WRITTEN INSTRUCTION.
Take the material below and retype it in full; pictures are left out.
___ PROVIDED DATA ___
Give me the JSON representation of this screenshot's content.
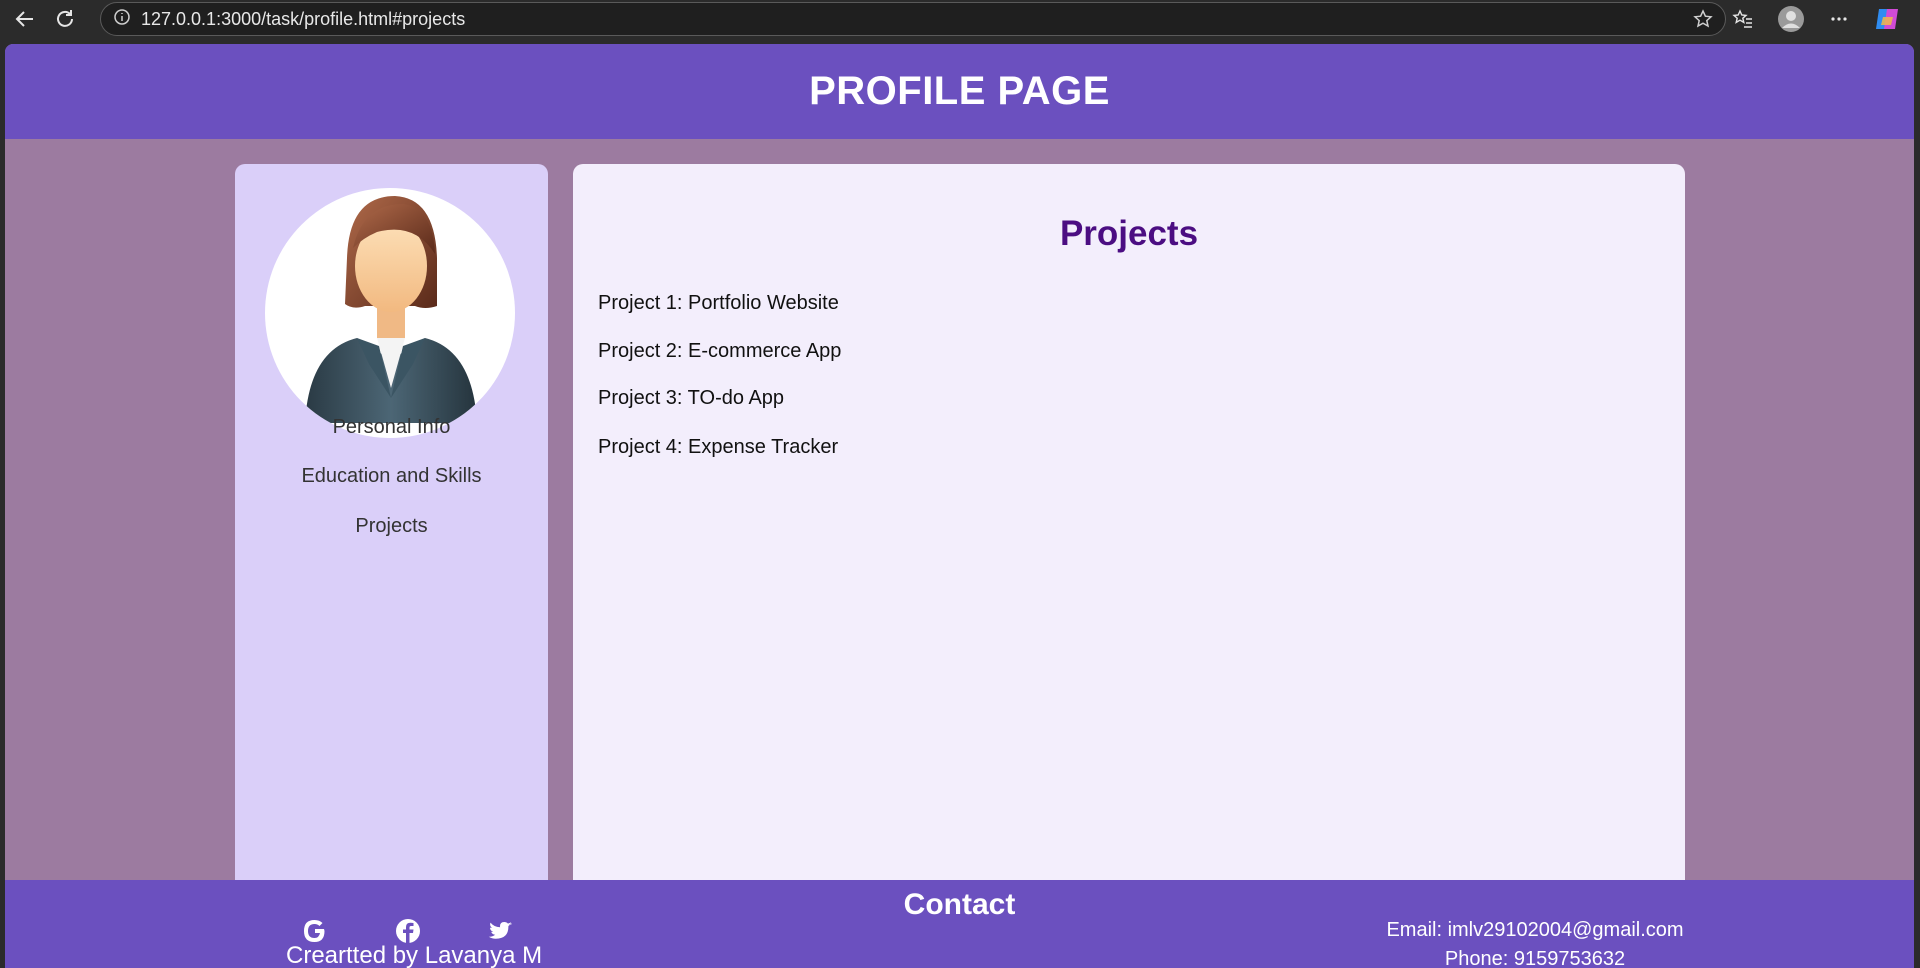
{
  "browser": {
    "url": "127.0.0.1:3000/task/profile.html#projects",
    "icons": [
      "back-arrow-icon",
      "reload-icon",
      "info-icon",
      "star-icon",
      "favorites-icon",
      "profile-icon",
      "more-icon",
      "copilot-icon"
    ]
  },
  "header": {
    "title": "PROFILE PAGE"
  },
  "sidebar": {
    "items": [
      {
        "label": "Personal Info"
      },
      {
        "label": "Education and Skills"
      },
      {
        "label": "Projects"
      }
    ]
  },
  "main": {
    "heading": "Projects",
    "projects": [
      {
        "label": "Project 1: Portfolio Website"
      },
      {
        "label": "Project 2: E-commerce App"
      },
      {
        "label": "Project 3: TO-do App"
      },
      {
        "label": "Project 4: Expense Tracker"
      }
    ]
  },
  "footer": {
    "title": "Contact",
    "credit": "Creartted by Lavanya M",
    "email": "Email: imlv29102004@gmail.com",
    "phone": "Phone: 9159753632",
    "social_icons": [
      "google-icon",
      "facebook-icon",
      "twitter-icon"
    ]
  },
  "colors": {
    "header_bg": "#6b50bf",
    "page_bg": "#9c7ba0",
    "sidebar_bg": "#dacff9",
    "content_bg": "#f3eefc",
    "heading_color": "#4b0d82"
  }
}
___
OUTPUT.
Give me the JSON representation of this screenshot's content.
{
  "browser": {
    "url": "127.0.0.1:3000/task/profile.html#projects",
    "icons": [
      "back-arrow-icon",
      "reload-icon",
      "info-icon",
      "star-icon",
      "favorites-icon",
      "profile-icon",
      "more-icon",
      "copilot-icon"
    ]
  },
  "header": {
    "title": "PROFILE PAGE"
  },
  "sidebar": {
    "items": [
      {
        "label": "Personal Info"
      },
      {
        "label": "Education and Skills"
      },
      {
        "label": "Projects"
      }
    ]
  },
  "main": {
    "heading": "Projects",
    "projects": [
      {
        "label": "Project 1: Portfolio Website"
      },
      {
        "label": "Project 2: E-commerce App"
      },
      {
        "label": "Project 3: TO-do App"
      },
      {
        "label": "Project 4: Expense Tracker"
      }
    ]
  },
  "footer": {
    "title": "Contact",
    "credit": "Creartted by Lavanya M",
    "email": "Email: imlv29102004@gmail.com",
    "phone": "Phone: 9159753632",
    "social_icons": [
      "google-icon",
      "facebook-icon",
      "twitter-icon"
    ]
  },
  "colors": {
    "header_bg": "#6b50bf",
    "page_bg": "#9c7ba0",
    "sidebar_bg": "#dacff9",
    "content_bg": "#f3eefc",
    "heading_color": "#4b0d82"
  }
}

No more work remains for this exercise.